=== Source records ===

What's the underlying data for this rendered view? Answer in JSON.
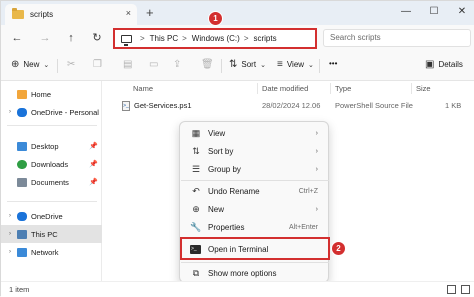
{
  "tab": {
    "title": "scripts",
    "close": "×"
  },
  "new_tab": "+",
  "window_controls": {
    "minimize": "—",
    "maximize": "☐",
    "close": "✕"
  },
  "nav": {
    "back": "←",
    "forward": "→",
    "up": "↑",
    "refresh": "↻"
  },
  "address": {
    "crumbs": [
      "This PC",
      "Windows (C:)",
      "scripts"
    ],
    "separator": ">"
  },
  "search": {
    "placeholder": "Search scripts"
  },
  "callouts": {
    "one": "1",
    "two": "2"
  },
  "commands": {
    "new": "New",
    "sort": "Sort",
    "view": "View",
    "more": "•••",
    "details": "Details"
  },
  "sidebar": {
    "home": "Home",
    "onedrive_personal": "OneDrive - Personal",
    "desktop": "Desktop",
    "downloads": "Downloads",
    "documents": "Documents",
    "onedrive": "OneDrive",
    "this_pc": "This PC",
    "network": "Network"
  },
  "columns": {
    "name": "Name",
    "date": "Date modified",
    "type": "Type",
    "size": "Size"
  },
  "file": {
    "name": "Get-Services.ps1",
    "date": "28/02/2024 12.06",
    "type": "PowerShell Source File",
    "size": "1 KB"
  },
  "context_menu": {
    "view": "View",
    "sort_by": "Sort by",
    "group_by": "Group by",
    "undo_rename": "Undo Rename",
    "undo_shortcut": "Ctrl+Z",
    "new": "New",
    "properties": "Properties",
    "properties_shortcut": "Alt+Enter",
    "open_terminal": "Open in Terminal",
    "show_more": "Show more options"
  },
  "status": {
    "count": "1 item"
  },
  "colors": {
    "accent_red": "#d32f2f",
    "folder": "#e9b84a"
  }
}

===
=== Source records ===

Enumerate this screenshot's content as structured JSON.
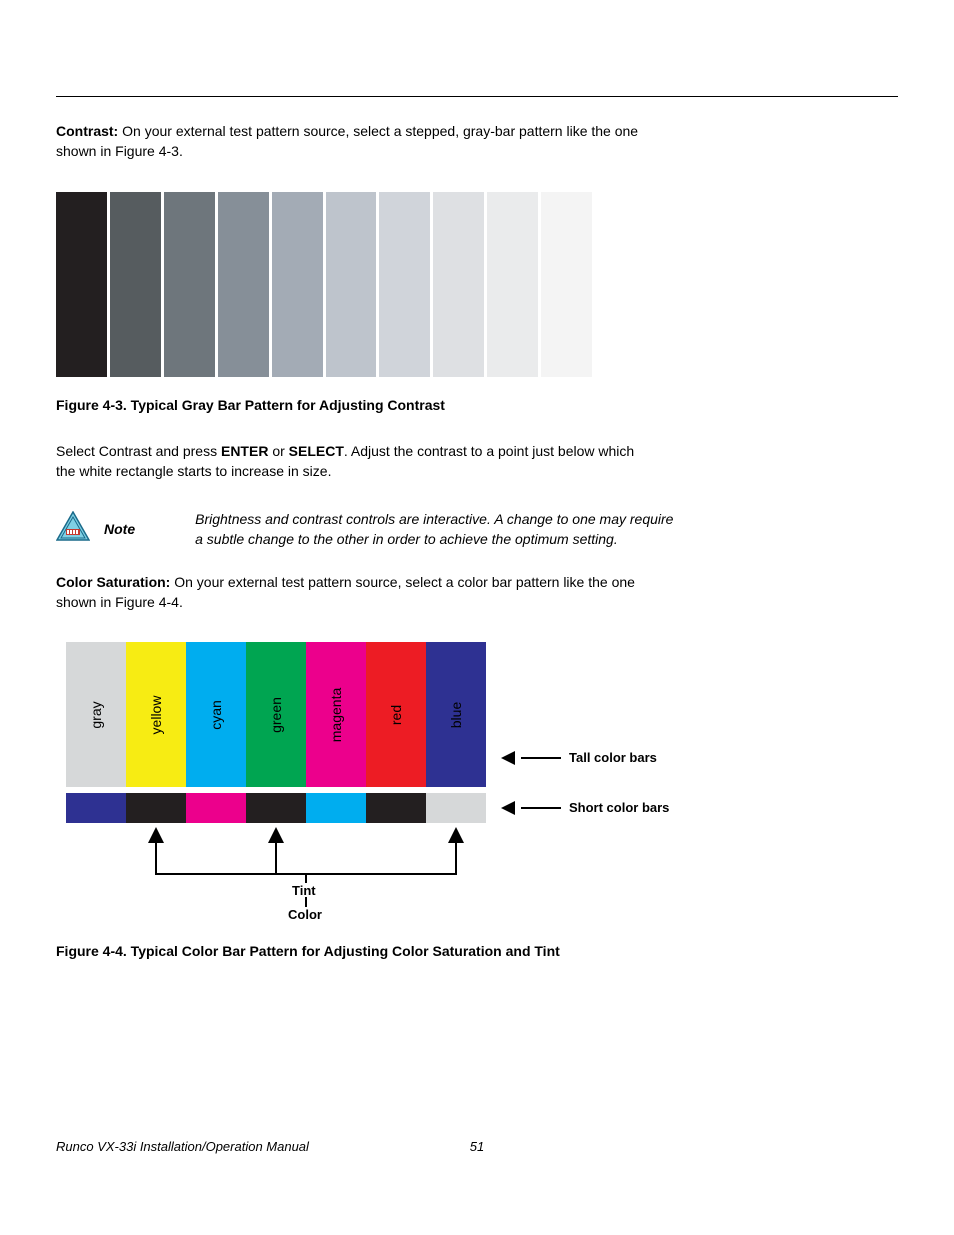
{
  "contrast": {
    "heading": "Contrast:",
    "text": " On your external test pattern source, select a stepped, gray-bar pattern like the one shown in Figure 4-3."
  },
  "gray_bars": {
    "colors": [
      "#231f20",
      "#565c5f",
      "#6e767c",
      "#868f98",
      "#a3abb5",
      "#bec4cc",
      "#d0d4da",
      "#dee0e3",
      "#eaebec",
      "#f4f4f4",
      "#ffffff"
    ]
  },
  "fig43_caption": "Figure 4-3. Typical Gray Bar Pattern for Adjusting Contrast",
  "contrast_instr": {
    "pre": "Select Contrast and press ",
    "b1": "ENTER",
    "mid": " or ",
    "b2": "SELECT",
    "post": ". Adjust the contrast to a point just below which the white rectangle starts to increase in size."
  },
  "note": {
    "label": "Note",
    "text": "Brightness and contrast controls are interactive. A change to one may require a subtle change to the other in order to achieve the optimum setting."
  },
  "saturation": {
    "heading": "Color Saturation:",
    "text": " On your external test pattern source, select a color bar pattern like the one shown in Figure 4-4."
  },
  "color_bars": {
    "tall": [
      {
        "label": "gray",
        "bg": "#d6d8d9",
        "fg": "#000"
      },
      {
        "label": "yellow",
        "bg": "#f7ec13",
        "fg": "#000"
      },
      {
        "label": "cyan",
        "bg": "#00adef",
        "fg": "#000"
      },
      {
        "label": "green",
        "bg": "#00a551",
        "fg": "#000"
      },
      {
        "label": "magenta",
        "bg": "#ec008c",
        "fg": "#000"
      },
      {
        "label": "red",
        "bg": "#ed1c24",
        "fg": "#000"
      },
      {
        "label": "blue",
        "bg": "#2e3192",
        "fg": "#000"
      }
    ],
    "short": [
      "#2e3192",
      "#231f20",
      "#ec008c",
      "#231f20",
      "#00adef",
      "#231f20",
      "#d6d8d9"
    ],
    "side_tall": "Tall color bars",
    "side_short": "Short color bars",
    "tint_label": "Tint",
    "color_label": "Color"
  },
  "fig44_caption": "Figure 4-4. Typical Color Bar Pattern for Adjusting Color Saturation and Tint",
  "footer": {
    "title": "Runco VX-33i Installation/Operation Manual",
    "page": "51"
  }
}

===
=== Source records ===

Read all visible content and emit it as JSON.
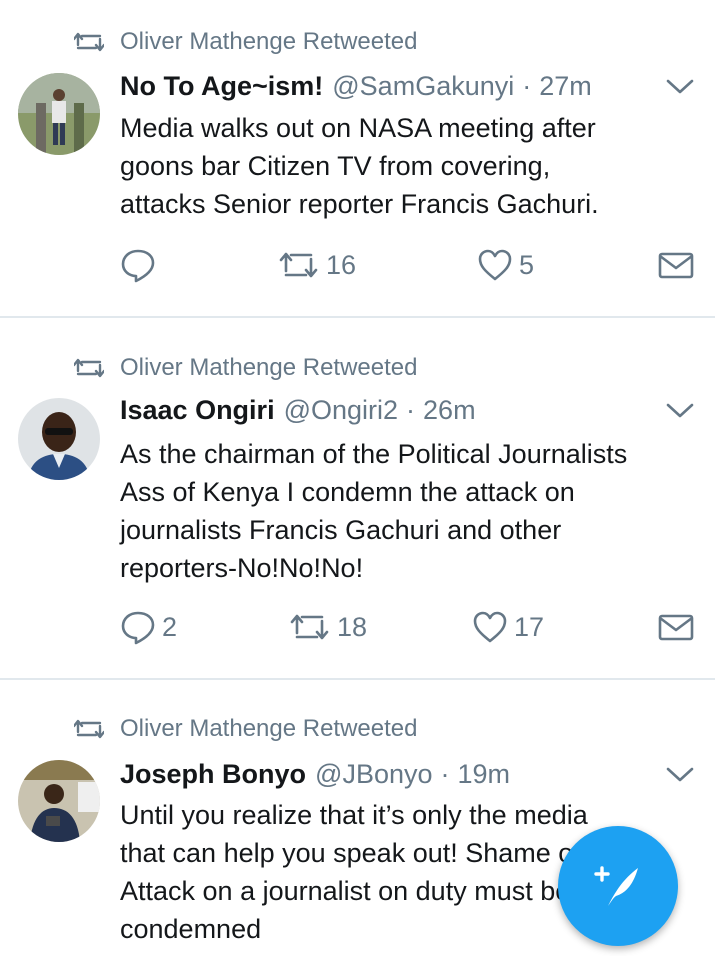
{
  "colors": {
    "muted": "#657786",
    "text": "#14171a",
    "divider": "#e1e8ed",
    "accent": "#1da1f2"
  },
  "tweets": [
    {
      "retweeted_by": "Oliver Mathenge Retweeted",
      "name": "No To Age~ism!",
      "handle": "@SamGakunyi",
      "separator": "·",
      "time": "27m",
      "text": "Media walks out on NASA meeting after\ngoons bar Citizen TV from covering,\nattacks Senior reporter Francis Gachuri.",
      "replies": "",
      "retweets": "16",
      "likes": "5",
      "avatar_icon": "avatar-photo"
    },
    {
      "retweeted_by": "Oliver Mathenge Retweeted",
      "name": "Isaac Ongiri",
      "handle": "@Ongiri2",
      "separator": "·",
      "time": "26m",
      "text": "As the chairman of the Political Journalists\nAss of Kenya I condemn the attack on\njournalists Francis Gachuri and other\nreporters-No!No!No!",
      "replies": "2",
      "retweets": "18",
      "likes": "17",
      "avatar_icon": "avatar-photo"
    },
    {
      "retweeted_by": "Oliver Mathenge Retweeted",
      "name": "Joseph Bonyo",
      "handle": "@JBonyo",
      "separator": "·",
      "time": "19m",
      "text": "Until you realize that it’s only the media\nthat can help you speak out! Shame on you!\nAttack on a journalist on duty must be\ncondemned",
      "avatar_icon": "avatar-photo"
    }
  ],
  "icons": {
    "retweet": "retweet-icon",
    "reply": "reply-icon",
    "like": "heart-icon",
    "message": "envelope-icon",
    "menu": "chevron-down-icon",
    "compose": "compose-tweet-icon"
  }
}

===

**Exercise**
Go over the data above and copy every line that has the word "content" in it.

**Problem solution**
Enumerate this screenshot's content as structured JSON.
Read all visible content and emit it as JSON.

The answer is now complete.